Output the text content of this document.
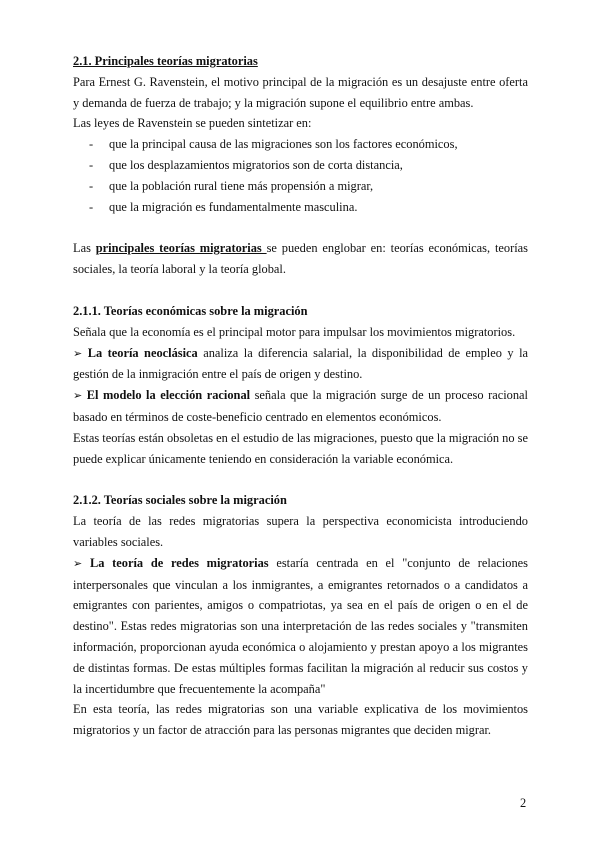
2.1. Principales teorías migratorias

Para Ernest G. Ravenstein, el motivo principal de la migración es un desajuste entre oferta y demanda de fuerza de trabajo; y la migración supone el equilibrio entre ambas.

Las leyes de Ravenstein se pueden sintetizar en:

-	que la principal causa de las migraciones son los factores económicos,
-	que los desplazamientos migratorios son de corta distancia,
-	que la población rural tiene más propensión a migrar,
-	que la migración es fundamentalmente masculina.

Las principales teorías migratorias se pueden englobar en: teorías económicas, teorías sociales, la teoría laboral y la teoría global.

2.1.1. Teorías económicas sobre la migración

Señala que la economía es el principal motor para impulsar los movimientos migratorios.

➢ La teoría neoclásica analiza la diferencia salarial, la disponibilidad de empleo y la gestión de la inmigración entre el país de origen y destino.

➢ El modelo la elección racional señala que la migración surge de un proceso racional basado en términos de coste-beneficio centrado en elementos económicos.

Estas teorías están obsoletas en el estudio de las migraciones, puesto que la migración no se puede explicar únicamente teniendo en consideración la variable económica.

2.1.2. Teorías sociales sobre la migración

La teoría de las redes migratorias supera la perspectiva economicista introduciendo variables sociales.

➢ La teoría de redes migratorias estaría centrada en el "conjunto de relaciones interpersonales que vinculan a los inmigrantes, a emigrantes retornados o a candidatos a emigrantes con parientes, amigos o compatriotas, ya sea en el país de origen o en el de destino". Estas redes migratorias son una interpretación de las redes sociales y "transmiten información, proporcionan ayuda económica o alojamiento y prestan apoyo a los migrantes de distintas formas. De estas múltiples formas facilitan la migración al reducir sus costos y la incertidumbre que frecuentemente la acompaña"

En esta teoría, las redes migratorias son una variable explicativa de los movimientos migratorios y un factor de atracción para las personas migrantes que deciden migrar.

2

--------------------

Exercise objective.
Locate all lines in the listing above with the word "migrar" and copy them.

Reply to the exercise.
-	que la población rural tiene más propensión a migrar,
En esta teoría, las redes migratorias son una variable explicativa de los movimientos migratorios y un factor de atracción para las personas migrantes que deciden migrar.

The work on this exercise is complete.